Job: Write out all the rows again, changing every "Drop connection" to "Reset connection" and keeping everything else the same.

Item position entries

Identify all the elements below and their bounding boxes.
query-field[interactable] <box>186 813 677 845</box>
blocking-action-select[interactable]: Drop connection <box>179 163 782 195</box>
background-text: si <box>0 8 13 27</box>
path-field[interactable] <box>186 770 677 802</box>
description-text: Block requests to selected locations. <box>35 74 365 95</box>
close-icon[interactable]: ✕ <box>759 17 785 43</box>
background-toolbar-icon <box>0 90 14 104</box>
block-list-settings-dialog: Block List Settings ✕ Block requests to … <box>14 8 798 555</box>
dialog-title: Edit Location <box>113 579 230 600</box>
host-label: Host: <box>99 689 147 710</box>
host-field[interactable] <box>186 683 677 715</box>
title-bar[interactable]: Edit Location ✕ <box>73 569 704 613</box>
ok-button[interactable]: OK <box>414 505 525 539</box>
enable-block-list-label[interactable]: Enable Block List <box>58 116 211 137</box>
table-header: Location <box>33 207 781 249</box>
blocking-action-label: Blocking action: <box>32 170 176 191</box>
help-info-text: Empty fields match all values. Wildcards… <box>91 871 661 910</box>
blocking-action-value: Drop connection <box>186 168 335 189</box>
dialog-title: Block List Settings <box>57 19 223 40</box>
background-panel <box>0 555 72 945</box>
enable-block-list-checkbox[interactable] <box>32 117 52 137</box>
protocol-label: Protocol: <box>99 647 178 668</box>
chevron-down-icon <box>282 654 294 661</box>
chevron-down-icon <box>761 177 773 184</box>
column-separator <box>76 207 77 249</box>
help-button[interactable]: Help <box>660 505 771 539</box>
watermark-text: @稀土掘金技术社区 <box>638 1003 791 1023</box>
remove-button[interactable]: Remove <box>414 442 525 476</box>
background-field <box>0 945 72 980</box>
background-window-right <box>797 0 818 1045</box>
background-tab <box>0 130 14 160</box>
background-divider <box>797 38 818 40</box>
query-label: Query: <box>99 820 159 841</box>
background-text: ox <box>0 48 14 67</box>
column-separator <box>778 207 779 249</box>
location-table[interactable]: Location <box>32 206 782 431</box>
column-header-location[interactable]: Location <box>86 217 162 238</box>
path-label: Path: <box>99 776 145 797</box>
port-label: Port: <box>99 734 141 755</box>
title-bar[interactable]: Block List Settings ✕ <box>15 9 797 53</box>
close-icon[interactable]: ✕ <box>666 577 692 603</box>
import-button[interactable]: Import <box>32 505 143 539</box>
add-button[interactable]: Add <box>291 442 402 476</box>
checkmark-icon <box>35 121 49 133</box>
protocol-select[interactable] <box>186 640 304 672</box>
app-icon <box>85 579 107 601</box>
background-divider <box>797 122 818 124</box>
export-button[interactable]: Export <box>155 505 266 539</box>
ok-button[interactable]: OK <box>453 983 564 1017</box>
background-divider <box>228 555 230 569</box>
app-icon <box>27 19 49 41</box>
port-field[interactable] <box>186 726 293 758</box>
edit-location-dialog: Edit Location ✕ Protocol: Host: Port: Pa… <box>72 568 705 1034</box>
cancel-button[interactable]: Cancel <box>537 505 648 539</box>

Exercise result:
Identify all the elements below and their bounding boxes.
query-field[interactable] <box>186 813 677 845</box>
blocking-action-select[interactable]: Reset connection <box>179 163 782 195</box>
background-text: si <box>0 8 13 27</box>
path-field[interactable] <box>186 770 677 802</box>
description-text: Block requests to selected locations. <box>35 74 365 95</box>
close-icon[interactable]: ✕ <box>759 17 785 43</box>
background-toolbar-icon <box>0 90 14 104</box>
block-list-settings-dialog: Block List Settings ✕ Block requests to … <box>14 8 798 555</box>
dialog-title: Edit Location <box>113 579 230 600</box>
host-label: Host: <box>99 689 147 710</box>
host-field[interactable] <box>186 683 677 715</box>
title-bar[interactable]: Edit Location ✕ <box>73 569 704 613</box>
ok-button[interactable]: OK <box>414 505 525 539</box>
enable-block-list-label[interactable]: Enable Block List <box>58 116 211 137</box>
table-header: Location <box>33 207 781 249</box>
blocking-action-label: Blocking action: <box>32 170 176 191</box>
help-info-text: Empty fields match all values. Wildcards… <box>91 871 661 910</box>
blocking-action-value: Reset connection <box>186 168 335 189</box>
dialog-title: Block List Settings <box>57 19 223 40</box>
background-panel <box>0 555 72 945</box>
enable-block-list-checkbox[interactable] <box>32 117 52 137</box>
protocol-label: Protocol: <box>99 647 178 668</box>
chevron-down-icon <box>282 654 294 661</box>
chevron-down-icon <box>761 177 773 184</box>
column-separator <box>76 207 77 249</box>
help-button[interactable]: Help <box>660 505 771 539</box>
watermark-text: @稀土掘金技术社区 <box>638 1003 791 1023</box>
remove-button[interactable]: Remove <box>414 442 525 476</box>
background-field <box>0 945 72 980</box>
background-window-right <box>797 0 818 1045</box>
background-tab <box>0 130 14 160</box>
background-divider <box>797 38 818 40</box>
query-label: Query: <box>99 820 159 841</box>
background-text: ox <box>0 48 14 67</box>
column-separator <box>778 207 779 249</box>
location-table[interactable]: Location <box>32 206 782 431</box>
column-header-location[interactable]: Location <box>86 217 162 238</box>
path-label: Path: <box>99 776 145 797</box>
port-label: Port: <box>99 734 141 755</box>
title-bar[interactable]: Block List Settings ✕ <box>15 9 797 53</box>
close-icon[interactable]: ✕ <box>666 577 692 603</box>
import-button[interactable]: Import <box>32 505 143 539</box>
add-button[interactable]: Add <box>291 442 402 476</box>
checkmark-icon <box>35 121 49 133</box>
protocol-select[interactable] <box>186 640 304 672</box>
app-icon <box>85 579 107 601</box>
background-divider <box>797 122 818 124</box>
export-button[interactable]: Export <box>155 505 266 539</box>
ok-button[interactable]: OK <box>453 983 564 1017</box>
background-divider <box>228 555 230 569</box>
app-icon <box>27 19 49 41</box>
port-field[interactable] <box>186 726 293 758</box>
edit-location-dialog: Edit Location ✕ Protocol: Host: Port: Pa… <box>72 568 705 1034</box>
cancel-button[interactable]: Cancel <box>537 505 648 539</box>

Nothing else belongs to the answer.